--- Dataset content ---
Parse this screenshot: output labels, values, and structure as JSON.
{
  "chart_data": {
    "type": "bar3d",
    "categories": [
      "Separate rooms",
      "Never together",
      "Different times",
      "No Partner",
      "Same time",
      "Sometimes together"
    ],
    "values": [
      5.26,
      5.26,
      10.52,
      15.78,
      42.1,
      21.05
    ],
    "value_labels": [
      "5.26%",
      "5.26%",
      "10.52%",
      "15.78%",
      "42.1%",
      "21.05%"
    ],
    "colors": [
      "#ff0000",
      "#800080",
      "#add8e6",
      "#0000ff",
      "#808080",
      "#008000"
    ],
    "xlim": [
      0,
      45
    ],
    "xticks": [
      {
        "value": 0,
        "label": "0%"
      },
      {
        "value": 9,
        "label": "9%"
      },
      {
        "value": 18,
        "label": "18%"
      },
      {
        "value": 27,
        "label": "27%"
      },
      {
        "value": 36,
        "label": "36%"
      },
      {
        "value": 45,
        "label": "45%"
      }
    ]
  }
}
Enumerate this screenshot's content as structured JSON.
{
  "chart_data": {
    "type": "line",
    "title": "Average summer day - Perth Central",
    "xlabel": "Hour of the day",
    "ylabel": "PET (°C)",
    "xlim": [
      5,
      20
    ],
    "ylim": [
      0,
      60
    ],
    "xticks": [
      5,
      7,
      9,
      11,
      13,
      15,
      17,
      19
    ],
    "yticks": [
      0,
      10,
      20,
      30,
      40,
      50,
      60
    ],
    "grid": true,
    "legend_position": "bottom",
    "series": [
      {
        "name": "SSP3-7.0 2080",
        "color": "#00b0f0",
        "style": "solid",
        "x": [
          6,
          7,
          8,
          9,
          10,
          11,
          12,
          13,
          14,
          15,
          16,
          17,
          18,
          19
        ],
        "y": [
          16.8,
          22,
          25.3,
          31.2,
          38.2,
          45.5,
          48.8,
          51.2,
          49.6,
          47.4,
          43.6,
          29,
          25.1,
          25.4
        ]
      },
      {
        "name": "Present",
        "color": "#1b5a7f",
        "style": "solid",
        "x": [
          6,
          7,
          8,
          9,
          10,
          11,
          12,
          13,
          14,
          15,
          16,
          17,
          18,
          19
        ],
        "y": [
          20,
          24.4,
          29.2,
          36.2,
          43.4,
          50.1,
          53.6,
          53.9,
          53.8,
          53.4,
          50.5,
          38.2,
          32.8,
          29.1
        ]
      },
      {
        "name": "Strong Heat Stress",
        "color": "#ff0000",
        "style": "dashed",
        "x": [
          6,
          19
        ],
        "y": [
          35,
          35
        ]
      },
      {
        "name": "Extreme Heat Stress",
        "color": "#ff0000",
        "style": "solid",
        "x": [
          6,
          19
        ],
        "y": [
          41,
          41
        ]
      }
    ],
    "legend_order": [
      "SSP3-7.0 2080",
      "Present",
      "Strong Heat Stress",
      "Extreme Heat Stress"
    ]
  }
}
---
• [Required work]
Please output the entries above, every line exactly as it reads.

• [Task response]
Parse this screenshot: output labels, values, and structure as JSON.
{
  "chart_data": {
    "type": "bar3d",
    "categories": [
      "Separate rooms",
      "Never together",
      "Different times",
      "No Partner",
      "Same time",
      "Sometimes together"
    ],
    "values": [
      5.26,
      5.26,
      10.52,
      15.78,
      42.1,
      21.05
    ],
    "value_labels": [
      "5.26%",
      "5.26%",
      "10.52%",
      "15.78%",
      "42.1%",
      "21.05%"
    ],
    "colors": [
      "#ff0000",
      "#800080",
      "#add8e6",
      "#0000ff",
      "#808080",
      "#008000"
    ],
    "xlim": [
      0,
      45
    ],
    "xticks": [
      {
        "value": 0,
        "label": "0%"
      },
      {
        "value": 9,
        "label": "9%"
      },
      {
        "value": 18,
        "label": "18%"
      },
      {
        "value": 27,
        "label": "27%"
      },
      {
        "value": 36,
        "label": "36%"
      },
      {
        "value": 45,
        "label": "45%"
      }
    ]
  }
}
Enumerate this screenshot's content as structured JSON.
{
  "chart_data": {
    "type": "line",
    "title": "Average summer day - Perth Central",
    "xlabel": "Hour of the day",
    "ylabel": "PET (°C)",
    "xlim": [
      5,
      20
    ],
    "ylim": [
      0,
      60
    ],
    "xticks": [
      5,
      7,
      9,
      11,
      13,
      15,
      17,
      19
    ],
    "yticks": [
      0,
      10,
      20,
      30,
      40,
      50,
      60
    ],
    "grid": true,
    "legend_position": "bottom",
    "series": [
      {
        "name": "SSP3-7.0 2080",
        "color": "#00b0f0",
        "style": "solid",
        "x": [
          6,
          7,
          8,
          9,
          10,
          11,
          12,
          13,
          14,
          15,
          16,
          17,
          18,
          19
        ],
        "y": [
          16.8,
          22,
          25.3,
          31.2,
          38.2,
          45.5,
          48.8,
          51.2,
          49.6,
          47.4,
          43.6,
          29,
          25.1,
          25.4
        ]
      },
      {
        "name": "Present",
        "color": "#1b5a7f",
        "style": "solid",
        "x": [
          6,
          7,
          8,
          9,
          10,
          11,
          12,
          13,
          14,
          15,
          16,
          17,
          18,
          19
        ],
        "y": [
          20,
          24.4,
          29.2,
          36.2,
          43.4,
          50.1,
          53.6,
          53.9,
          53.8,
          53.4,
          50.5,
          38.2,
          32.8,
          29.1
        ]
      },
      {
        "name": "Strong Heat Stress",
        "color": "#ff0000",
        "style": "dashed",
        "x": [
          6,
          19
        ],
        "y": [
          35,
          35
        ]
      },
      {
        "name": "Extreme Heat Stress",
        "color": "#ff0000",
        "style": "solid",
        "x": [
          6,
          19
        ],
        "y": [
          41,
          41
        ]
      }
    ],
    "legend_order": [
      "SSP3-7.0 2080",
      "Present",
      "Strong Heat Stress",
      "Extreme Heat Stress"
    ]
  }
}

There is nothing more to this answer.